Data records

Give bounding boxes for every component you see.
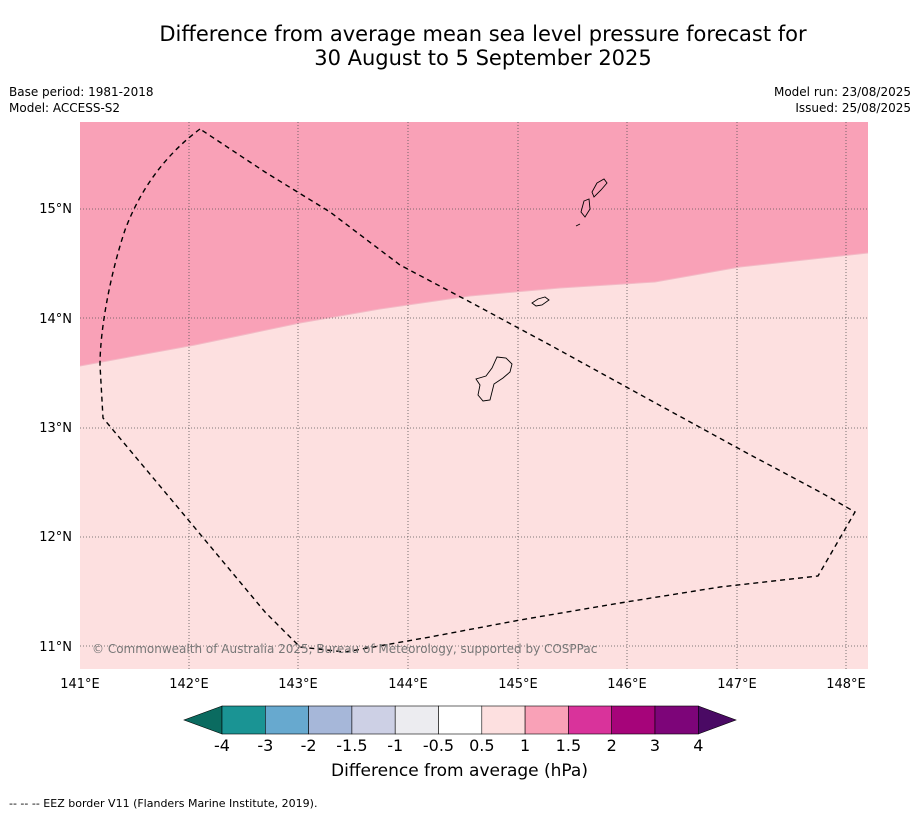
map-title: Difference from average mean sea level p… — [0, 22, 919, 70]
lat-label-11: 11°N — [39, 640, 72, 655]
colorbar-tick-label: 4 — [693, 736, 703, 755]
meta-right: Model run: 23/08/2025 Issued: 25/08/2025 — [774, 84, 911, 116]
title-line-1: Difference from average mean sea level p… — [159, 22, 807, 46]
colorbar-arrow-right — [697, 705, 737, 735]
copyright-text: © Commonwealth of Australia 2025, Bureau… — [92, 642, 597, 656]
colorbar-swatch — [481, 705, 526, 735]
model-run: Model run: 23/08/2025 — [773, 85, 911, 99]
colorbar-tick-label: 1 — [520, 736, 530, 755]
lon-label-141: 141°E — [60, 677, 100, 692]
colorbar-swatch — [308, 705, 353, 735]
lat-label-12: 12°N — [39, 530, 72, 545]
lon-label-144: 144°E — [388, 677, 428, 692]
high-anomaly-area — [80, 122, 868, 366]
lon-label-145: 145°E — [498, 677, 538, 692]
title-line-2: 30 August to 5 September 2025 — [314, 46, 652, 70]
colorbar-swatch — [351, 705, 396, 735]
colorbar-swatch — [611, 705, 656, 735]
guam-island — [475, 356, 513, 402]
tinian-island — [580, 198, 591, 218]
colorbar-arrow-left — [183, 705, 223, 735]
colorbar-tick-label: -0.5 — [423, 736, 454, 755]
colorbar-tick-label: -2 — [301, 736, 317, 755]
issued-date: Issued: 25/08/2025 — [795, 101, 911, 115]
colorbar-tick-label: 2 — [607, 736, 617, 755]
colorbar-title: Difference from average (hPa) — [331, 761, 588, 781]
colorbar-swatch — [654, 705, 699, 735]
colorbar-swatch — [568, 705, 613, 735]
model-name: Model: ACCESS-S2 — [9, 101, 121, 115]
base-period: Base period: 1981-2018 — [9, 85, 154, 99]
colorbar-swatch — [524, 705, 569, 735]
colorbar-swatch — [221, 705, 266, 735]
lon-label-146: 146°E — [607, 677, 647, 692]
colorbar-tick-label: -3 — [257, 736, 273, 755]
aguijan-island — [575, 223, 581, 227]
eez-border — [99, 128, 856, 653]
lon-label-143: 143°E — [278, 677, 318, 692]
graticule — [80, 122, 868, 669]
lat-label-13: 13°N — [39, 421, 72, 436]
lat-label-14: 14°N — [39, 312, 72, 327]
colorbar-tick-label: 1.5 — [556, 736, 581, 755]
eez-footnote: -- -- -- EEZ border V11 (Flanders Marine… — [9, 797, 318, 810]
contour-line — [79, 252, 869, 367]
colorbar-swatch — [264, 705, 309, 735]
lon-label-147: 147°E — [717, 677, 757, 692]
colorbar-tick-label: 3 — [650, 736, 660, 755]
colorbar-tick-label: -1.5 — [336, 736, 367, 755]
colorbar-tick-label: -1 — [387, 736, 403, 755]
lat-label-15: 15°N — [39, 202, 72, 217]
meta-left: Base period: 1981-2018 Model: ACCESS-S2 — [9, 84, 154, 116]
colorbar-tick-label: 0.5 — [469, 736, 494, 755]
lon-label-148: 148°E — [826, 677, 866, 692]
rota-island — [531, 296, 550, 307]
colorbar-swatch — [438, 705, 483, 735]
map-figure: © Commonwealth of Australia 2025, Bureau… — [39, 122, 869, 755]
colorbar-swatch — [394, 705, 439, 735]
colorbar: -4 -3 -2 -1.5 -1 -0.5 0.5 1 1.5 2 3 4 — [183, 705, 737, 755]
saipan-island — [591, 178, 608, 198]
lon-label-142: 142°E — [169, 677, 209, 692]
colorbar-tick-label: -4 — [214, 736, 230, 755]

__Description of the task__
Update the listing above by replacing "colorbar-swatch" with "legend-swatch" wherever it appears, leaving every other part unchanged. Omit the pictures from your answer.

__Expected answer__
Give bounding boxes for every component you see.
map-title: Difference from average mean sea level p… — [0, 22, 919, 70]
lat-label-11: 11°N — [39, 640, 72, 655]
colorbar-tick-label: 4 — [693, 736, 703, 755]
meta-right: Model run: 23/08/2025 Issued: 25/08/2025 — [774, 84, 911, 116]
title-line-1: Difference from average mean sea level p… — [159, 22, 807, 46]
colorbar-arrow-right — [697, 705, 737, 735]
copyright-text: © Commonwealth of Australia 2025, Bureau… — [92, 642, 597, 656]
legend-swatch — [481, 705, 526, 735]
model-run: Model run: 23/08/2025 — [773, 85, 911, 99]
colorbar-tick-label: 1 — [520, 736, 530, 755]
lon-label-141: 141°E — [60, 677, 100, 692]
legend-swatch — [308, 705, 353, 735]
lat-label-12: 12°N — [39, 530, 72, 545]
lon-label-144: 144°E — [388, 677, 428, 692]
high-anomaly-area — [80, 122, 868, 366]
lon-label-145: 145°E — [498, 677, 538, 692]
title-line-2: 30 August to 5 September 2025 — [314, 46, 652, 70]
legend-swatch — [351, 705, 396, 735]
legend-swatch — [611, 705, 656, 735]
guam-island — [475, 356, 513, 402]
tinian-island — [580, 198, 591, 218]
colorbar-arrow-left — [183, 705, 223, 735]
colorbar-tick-label: -0.5 — [423, 736, 454, 755]
colorbar-tick-label: -2 — [301, 736, 317, 755]
issued-date: Issued: 25/08/2025 — [795, 101, 911, 115]
colorbar-tick-label: 2 — [607, 736, 617, 755]
colorbar-title: Difference from average (hPa) — [331, 761, 588, 781]
legend-swatch — [654, 705, 699, 735]
legend-swatch — [568, 705, 613, 735]
model-name: Model: ACCESS-S2 — [9, 101, 121, 115]
base-period: Base period: 1981-2018 — [9, 85, 154, 99]
legend-swatch — [524, 705, 569, 735]
legend-swatch — [221, 705, 266, 735]
lon-label-146: 146°E — [607, 677, 647, 692]
colorbar-tick-label: -3 — [257, 736, 273, 755]
aguijan-island — [575, 223, 581, 227]
eez-border — [99, 128, 856, 653]
lon-label-143: 143°E — [278, 677, 318, 692]
graticule — [80, 122, 868, 669]
lat-label-13: 13°N — [39, 421, 72, 436]
lat-label-14: 14°N — [39, 312, 72, 327]
colorbar-tick-label: 1.5 — [556, 736, 581, 755]
eez-footnote: -- -- -- EEZ border V11 (Flanders Marine… — [9, 797, 318, 810]
contour-line — [79, 252, 869, 367]
legend-swatch — [264, 705, 309, 735]
lon-label-147: 147°E — [717, 677, 757, 692]
colorbar-tick-label: 3 — [650, 736, 660, 755]
colorbar-tick-label: -1.5 — [336, 736, 367, 755]
colorbar-tick-label: -1 — [387, 736, 403, 755]
lat-label-15: 15°N — [39, 202, 72, 217]
meta-left: Base period: 1981-2018 Model: ACCESS-S2 — [9, 84, 154, 116]
colorbar-tick-label: 0.5 — [469, 736, 494, 755]
lon-label-148: 148°E — [826, 677, 866, 692]
rota-island — [531, 296, 550, 307]
legend-swatch — [438, 705, 483, 735]
map-figure: © Commonwealth of Australia 2025, Bureau… — [39, 122, 869, 755]
legend-swatch — [394, 705, 439, 735]
colorbar: -4 -3 -2 -1.5 -1 -0.5 0.5 1 1.5 2 3 4 — [183, 705, 737, 755]
saipan-island — [591, 178, 608, 198]
lon-label-142: 142°E — [169, 677, 209, 692]
colorbar-tick-label: -4 — [214, 736, 230, 755]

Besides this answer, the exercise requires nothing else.